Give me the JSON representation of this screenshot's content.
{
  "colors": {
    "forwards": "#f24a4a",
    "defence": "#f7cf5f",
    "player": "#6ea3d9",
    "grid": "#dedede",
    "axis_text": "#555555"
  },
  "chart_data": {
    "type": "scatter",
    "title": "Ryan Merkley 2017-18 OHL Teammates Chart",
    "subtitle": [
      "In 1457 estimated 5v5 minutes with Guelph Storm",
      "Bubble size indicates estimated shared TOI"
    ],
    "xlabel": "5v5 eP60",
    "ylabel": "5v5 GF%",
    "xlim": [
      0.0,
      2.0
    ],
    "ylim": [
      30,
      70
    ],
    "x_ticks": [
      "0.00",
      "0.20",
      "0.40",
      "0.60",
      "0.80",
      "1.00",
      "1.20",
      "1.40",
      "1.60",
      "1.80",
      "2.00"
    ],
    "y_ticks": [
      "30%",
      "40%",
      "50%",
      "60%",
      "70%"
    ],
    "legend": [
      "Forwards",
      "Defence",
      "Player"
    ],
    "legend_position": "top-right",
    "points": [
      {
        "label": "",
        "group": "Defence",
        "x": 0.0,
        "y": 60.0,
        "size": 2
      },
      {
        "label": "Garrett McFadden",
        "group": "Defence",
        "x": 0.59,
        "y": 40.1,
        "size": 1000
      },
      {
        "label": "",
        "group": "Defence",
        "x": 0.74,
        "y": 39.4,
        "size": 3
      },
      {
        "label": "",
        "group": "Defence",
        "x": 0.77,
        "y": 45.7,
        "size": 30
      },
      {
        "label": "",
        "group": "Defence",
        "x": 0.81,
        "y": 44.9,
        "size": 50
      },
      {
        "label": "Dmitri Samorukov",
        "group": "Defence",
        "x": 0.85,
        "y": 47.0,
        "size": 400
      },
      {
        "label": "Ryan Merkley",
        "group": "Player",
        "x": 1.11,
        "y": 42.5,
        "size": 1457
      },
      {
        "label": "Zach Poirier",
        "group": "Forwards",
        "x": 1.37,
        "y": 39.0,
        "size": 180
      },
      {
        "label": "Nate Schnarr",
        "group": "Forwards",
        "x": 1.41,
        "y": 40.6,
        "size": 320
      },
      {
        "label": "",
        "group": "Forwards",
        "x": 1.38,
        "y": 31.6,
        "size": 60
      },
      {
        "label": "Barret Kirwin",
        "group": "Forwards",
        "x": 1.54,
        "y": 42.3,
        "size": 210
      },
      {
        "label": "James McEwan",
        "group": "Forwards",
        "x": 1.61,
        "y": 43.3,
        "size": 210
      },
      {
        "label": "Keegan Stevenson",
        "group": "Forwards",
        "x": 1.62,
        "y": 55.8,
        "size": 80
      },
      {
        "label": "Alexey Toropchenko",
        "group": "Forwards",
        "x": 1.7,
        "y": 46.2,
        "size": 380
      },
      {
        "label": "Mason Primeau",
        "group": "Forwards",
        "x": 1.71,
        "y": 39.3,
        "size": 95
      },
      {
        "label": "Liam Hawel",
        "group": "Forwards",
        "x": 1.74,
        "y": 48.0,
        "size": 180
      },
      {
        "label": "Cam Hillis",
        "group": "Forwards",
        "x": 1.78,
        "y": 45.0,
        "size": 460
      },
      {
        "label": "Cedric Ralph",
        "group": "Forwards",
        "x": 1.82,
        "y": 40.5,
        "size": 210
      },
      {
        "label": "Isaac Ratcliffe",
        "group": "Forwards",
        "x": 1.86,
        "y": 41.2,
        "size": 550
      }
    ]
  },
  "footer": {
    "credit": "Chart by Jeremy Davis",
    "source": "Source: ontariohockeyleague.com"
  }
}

▶ [AIM OF THE TASK] Reproduce the full listing exactly.

▶ [WRITTEN RESPONSE]
Give me the JSON representation of this screenshot's content.
{
  "colors": {
    "forwards": "#f24a4a",
    "defence": "#f7cf5f",
    "player": "#6ea3d9",
    "grid": "#dedede",
    "axis_text": "#555555"
  },
  "chart_data": {
    "type": "scatter",
    "title": "Ryan Merkley 2017-18 OHL Teammates Chart",
    "subtitle": [
      "In 1457 estimated 5v5 minutes with Guelph Storm",
      "Bubble size indicates estimated shared TOI"
    ],
    "xlabel": "5v5 eP60",
    "ylabel": "5v5 GF%",
    "xlim": [
      0.0,
      2.0
    ],
    "ylim": [
      30,
      70
    ],
    "x_ticks": [
      "0.00",
      "0.20",
      "0.40",
      "0.60",
      "0.80",
      "1.00",
      "1.20",
      "1.40",
      "1.60",
      "1.80",
      "2.00"
    ],
    "y_ticks": [
      "30%",
      "40%",
      "50%",
      "60%",
      "70%"
    ],
    "legend": [
      "Forwards",
      "Defence",
      "Player"
    ],
    "legend_position": "top-right",
    "points": [
      {
        "label": "",
        "group": "Defence",
        "x": 0.0,
        "y": 60.0,
        "size": 2
      },
      {
        "label": "Garrett McFadden",
        "group": "Defence",
        "x": 0.59,
        "y": 40.1,
        "size": 1000
      },
      {
        "label": "",
        "group": "Defence",
        "x": 0.74,
        "y": 39.4,
        "size": 3
      },
      {
        "label": "",
        "group": "Defence",
        "x": 0.77,
        "y": 45.7,
        "size": 30
      },
      {
        "label": "",
        "group": "Defence",
        "x": 0.81,
        "y": 44.9,
        "size": 50
      },
      {
        "label": "Dmitri Samorukov",
        "group": "Defence",
        "x": 0.85,
        "y": 47.0,
        "size": 400
      },
      {
        "label": "Ryan Merkley",
        "group": "Player",
        "x": 1.11,
        "y": 42.5,
        "size": 1457
      },
      {
        "label": "Zach Poirier",
        "group": "Forwards",
        "x": 1.37,
        "y": 39.0,
        "size": 180
      },
      {
        "label": "Nate Schnarr",
        "group": "Forwards",
        "x": 1.41,
        "y": 40.6,
        "size": 320
      },
      {
        "label": "",
        "group": "Forwards",
        "x": 1.38,
        "y": 31.6,
        "size": 60
      },
      {
        "label": "Barret Kirwin",
        "group": "Forwards",
        "x": 1.54,
        "y": 42.3,
        "size": 210
      },
      {
        "label": "James McEwan",
        "group": "Forwards",
        "x": 1.61,
        "y": 43.3,
        "size": 210
      },
      {
        "label": "Keegan Stevenson",
        "group": "Forwards",
        "x": 1.62,
        "y": 55.8,
        "size": 80
      },
      {
        "label": "Alexey Toropchenko",
        "group": "Forwards",
        "x": 1.7,
        "y": 46.2,
        "size": 380
      },
      {
        "label": "Mason Primeau",
        "group": "Forwards",
        "x": 1.71,
        "y": 39.3,
        "size": 95
      },
      {
        "label": "Liam Hawel",
        "group": "Forwards",
        "x": 1.74,
        "y": 48.0,
        "size": 180
      },
      {
        "label": "Cam Hillis",
        "group": "Forwards",
        "x": 1.78,
        "y": 45.0,
        "size": 460
      },
      {
        "label": "Cedric Ralph",
        "group": "Forwards",
        "x": 1.82,
        "y": 40.5,
        "size": 210
      },
      {
        "label": "Isaac Ratcliffe",
        "group": "Forwards",
        "x": 1.86,
        "y": 41.2,
        "size": 550
      }
    ]
  },
  "footer": {
    "credit": "Chart by Jeremy Davis",
    "source": "Source: ontariohockeyleague.com"
  }
}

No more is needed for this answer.